**THE EXERCISE**:
Copy each line of the material below that includes the string "structured".
[Begin EXERCISE DATA]
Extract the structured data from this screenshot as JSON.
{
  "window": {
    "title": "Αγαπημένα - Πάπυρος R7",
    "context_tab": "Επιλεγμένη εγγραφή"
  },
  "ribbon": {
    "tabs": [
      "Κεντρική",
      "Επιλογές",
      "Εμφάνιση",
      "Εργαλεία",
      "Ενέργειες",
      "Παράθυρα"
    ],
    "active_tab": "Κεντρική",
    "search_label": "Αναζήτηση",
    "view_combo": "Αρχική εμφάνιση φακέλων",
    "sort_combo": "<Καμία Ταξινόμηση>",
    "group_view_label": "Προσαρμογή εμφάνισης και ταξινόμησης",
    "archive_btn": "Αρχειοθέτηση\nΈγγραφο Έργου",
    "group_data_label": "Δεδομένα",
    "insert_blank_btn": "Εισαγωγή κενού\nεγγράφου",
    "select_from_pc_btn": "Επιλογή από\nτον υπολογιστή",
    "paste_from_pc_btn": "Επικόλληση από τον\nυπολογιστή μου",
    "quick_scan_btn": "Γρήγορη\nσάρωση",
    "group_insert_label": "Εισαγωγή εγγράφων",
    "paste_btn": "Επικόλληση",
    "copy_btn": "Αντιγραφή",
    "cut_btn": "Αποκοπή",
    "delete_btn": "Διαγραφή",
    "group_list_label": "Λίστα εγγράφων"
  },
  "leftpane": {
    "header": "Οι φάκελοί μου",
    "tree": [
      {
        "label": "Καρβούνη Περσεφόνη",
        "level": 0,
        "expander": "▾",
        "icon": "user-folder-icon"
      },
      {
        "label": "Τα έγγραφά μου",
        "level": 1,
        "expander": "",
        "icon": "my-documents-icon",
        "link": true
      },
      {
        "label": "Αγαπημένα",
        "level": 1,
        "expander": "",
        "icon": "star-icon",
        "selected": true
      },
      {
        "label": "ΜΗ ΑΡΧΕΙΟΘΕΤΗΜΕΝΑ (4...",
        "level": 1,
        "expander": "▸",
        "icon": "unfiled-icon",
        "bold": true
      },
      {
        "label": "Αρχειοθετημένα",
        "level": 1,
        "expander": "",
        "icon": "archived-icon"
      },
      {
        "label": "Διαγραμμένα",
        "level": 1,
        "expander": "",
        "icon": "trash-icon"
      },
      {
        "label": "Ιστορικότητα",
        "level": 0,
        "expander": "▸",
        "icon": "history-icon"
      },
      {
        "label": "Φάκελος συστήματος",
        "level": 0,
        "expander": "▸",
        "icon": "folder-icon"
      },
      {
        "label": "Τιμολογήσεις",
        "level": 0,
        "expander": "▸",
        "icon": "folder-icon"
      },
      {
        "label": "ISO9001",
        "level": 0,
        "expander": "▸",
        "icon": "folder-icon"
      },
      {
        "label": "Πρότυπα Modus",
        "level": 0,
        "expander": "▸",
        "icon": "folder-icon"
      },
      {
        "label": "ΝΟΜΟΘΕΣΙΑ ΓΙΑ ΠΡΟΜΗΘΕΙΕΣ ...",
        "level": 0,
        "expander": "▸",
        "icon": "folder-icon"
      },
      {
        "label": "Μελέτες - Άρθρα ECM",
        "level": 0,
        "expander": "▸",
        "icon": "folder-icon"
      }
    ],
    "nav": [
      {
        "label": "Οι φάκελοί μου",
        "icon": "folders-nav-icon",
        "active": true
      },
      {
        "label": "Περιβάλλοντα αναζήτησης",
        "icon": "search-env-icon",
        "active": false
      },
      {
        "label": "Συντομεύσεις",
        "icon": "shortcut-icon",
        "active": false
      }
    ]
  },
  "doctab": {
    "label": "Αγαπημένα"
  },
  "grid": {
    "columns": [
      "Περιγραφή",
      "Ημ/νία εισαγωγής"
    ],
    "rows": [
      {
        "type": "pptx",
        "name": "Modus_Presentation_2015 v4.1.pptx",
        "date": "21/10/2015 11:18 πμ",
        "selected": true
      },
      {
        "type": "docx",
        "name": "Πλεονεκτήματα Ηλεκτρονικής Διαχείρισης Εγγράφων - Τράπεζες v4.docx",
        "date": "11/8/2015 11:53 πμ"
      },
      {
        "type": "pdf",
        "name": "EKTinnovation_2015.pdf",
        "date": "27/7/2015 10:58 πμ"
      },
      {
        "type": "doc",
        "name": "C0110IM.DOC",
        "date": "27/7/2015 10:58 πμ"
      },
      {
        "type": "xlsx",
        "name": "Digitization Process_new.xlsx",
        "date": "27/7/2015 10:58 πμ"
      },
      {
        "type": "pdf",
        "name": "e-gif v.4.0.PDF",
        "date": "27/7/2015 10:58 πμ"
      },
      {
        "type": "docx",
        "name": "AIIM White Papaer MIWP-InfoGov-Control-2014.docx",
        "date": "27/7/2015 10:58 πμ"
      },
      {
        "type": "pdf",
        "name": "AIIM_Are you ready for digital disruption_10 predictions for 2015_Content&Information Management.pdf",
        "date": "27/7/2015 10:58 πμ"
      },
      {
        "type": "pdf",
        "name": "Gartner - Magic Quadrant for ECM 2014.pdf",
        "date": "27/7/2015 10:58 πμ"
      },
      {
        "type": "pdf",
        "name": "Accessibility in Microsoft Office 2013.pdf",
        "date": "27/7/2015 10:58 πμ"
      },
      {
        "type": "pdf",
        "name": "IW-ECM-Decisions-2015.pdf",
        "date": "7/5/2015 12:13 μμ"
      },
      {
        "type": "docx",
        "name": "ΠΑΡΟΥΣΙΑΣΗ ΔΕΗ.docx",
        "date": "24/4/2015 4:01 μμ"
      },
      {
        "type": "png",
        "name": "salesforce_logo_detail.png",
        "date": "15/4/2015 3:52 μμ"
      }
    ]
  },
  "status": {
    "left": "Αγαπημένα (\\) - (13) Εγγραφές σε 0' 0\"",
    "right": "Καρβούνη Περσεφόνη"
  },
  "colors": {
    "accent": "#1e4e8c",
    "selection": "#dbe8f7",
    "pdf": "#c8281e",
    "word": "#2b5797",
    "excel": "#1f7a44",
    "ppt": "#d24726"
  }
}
[End EXERCISE DATA]
[Begin EXERCISE DATA]
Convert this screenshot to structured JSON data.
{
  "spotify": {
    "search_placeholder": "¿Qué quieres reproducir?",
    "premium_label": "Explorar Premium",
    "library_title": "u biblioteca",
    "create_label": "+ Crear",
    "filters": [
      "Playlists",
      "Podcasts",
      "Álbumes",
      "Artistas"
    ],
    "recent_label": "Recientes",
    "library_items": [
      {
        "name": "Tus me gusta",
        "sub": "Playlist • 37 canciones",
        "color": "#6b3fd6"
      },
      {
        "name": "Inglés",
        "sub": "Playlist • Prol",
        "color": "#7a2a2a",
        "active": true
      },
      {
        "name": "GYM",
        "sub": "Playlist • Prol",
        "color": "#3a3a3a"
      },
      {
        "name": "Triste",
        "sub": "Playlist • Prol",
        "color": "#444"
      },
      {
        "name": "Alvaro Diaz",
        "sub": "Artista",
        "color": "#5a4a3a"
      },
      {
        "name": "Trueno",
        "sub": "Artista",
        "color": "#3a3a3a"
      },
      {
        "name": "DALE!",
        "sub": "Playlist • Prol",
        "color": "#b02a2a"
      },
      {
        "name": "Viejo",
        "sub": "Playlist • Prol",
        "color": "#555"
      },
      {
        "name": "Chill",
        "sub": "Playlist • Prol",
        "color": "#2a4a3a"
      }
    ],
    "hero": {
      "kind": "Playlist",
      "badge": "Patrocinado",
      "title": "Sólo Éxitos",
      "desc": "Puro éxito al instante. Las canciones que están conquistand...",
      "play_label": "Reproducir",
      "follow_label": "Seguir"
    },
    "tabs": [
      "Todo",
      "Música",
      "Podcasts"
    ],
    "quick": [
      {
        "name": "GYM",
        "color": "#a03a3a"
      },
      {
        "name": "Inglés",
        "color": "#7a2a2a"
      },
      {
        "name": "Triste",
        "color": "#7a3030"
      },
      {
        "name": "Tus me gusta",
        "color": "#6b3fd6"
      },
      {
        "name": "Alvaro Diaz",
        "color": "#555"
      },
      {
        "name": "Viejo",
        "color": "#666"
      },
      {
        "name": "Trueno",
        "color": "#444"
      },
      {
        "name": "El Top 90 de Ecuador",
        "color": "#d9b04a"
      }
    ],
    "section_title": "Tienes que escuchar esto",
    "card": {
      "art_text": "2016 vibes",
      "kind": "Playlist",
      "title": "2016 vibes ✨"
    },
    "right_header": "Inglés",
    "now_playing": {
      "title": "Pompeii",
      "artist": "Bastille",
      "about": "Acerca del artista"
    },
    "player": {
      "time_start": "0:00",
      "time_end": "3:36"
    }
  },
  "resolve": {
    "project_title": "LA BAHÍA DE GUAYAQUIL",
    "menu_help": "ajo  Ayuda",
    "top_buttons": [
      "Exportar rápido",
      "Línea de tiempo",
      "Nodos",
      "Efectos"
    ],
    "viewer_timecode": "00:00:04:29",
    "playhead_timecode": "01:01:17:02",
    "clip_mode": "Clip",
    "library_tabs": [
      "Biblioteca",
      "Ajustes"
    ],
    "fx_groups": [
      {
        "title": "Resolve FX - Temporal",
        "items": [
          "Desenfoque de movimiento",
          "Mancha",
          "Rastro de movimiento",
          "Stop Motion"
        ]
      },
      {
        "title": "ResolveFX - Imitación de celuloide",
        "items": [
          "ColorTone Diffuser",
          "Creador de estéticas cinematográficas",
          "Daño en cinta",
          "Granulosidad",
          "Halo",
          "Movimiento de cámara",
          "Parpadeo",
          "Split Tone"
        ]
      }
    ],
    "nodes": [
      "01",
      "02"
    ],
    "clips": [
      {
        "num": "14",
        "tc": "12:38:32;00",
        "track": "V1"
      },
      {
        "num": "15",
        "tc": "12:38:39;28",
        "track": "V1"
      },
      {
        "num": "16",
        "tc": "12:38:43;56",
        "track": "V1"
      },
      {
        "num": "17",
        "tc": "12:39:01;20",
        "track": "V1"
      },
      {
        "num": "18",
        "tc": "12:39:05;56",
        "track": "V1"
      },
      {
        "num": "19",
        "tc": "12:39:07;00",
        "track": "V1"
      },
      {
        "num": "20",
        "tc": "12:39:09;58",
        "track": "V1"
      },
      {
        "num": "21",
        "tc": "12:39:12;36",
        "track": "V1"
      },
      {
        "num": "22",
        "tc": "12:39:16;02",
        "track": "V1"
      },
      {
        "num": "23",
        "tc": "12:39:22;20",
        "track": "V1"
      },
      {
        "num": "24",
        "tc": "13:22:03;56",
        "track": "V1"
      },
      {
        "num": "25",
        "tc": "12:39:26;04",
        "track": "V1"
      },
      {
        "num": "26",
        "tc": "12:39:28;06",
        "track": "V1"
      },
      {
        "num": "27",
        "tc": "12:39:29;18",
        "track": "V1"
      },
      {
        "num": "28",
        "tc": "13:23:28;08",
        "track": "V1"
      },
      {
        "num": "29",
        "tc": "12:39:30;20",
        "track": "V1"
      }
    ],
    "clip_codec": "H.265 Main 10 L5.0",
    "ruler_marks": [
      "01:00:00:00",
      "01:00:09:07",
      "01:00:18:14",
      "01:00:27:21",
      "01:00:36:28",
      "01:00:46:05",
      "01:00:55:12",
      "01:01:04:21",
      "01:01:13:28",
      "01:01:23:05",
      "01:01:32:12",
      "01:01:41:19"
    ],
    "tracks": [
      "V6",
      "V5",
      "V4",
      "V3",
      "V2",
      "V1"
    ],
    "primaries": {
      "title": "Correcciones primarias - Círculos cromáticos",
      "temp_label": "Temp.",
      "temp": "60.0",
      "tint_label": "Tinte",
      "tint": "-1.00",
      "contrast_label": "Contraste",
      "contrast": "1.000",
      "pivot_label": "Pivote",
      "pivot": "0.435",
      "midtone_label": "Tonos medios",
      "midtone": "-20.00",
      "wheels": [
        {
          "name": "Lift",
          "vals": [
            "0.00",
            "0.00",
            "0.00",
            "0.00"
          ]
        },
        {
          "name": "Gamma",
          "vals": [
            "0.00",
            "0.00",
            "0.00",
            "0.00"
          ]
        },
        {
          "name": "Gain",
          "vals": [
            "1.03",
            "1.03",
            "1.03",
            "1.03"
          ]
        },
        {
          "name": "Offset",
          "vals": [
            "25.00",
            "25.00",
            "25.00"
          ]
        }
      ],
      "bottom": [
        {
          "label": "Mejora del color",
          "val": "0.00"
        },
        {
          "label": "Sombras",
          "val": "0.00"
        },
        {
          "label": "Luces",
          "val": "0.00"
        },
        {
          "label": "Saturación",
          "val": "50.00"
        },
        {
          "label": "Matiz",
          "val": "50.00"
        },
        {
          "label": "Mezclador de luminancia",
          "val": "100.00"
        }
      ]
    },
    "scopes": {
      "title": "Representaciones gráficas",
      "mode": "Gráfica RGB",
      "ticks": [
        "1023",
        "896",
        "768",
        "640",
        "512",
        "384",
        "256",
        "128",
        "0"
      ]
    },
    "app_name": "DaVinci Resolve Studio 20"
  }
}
[End EXERCISE DATA]
**EXERCISE SOLUTION**:
Extract the structured data from this screenshot as JSON.
Convert this screenshot to structured JSON data.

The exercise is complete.